DIRECTION:
Please copy the data from the line with "Text: 12 CEDAR AVENUE: 150sqm" up to and including the line with "Bar <box>466 386 490 390</box>", keeping every line exactly as it appears.

[Collection entries]
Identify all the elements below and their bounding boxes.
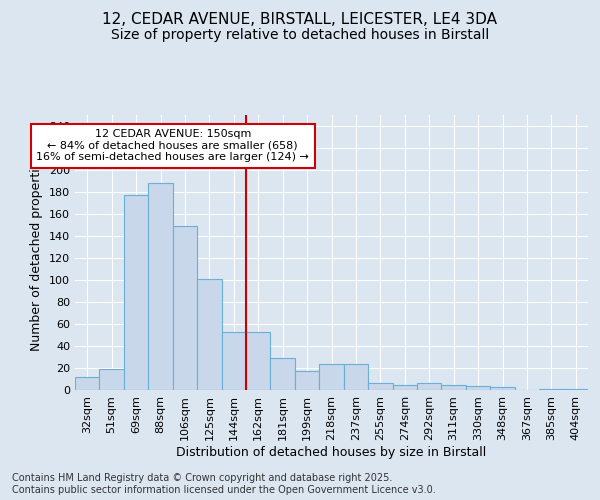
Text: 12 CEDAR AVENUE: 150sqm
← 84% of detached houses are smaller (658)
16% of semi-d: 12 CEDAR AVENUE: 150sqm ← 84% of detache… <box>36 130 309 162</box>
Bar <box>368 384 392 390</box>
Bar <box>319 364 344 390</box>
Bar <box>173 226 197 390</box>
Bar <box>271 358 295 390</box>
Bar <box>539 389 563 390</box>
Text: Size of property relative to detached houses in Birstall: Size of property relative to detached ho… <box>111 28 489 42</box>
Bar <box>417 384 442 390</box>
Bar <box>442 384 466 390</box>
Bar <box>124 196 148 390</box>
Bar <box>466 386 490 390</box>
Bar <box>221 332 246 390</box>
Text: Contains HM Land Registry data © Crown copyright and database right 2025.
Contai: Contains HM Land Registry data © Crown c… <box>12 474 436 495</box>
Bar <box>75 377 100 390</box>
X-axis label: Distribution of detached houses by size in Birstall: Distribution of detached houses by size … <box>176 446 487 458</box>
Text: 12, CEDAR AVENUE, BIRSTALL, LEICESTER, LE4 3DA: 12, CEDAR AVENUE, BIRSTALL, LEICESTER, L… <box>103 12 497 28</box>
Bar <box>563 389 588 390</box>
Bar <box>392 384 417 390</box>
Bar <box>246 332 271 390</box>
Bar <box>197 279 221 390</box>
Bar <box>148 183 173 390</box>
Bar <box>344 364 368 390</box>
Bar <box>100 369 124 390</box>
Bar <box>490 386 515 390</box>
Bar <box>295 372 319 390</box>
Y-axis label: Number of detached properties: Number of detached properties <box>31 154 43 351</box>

OUTPUT OF THE EXERCISE:
Text: 12 CEDAR AVENUE: 150sqm
← 84% of detached houses are smaller (658)
16% of semi-d: 12 CEDAR AVENUE: 150sqm ← 84% of detache… <box>36 130 309 162</box>
Bar <box>368 384 392 390</box>
Bar <box>319 364 344 390</box>
Bar <box>173 226 197 390</box>
Bar <box>271 358 295 390</box>
Bar <box>539 389 563 390</box>
Text: Size of property relative to detached houses in Birstall: Size of property relative to detached ho… <box>111 28 489 42</box>
Bar <box>417 384 442 390</box>
Bar <box>442 384 466 390</box>
Bar <box>124 196 148 390</box>
Bar <box>466 386 490 390</box>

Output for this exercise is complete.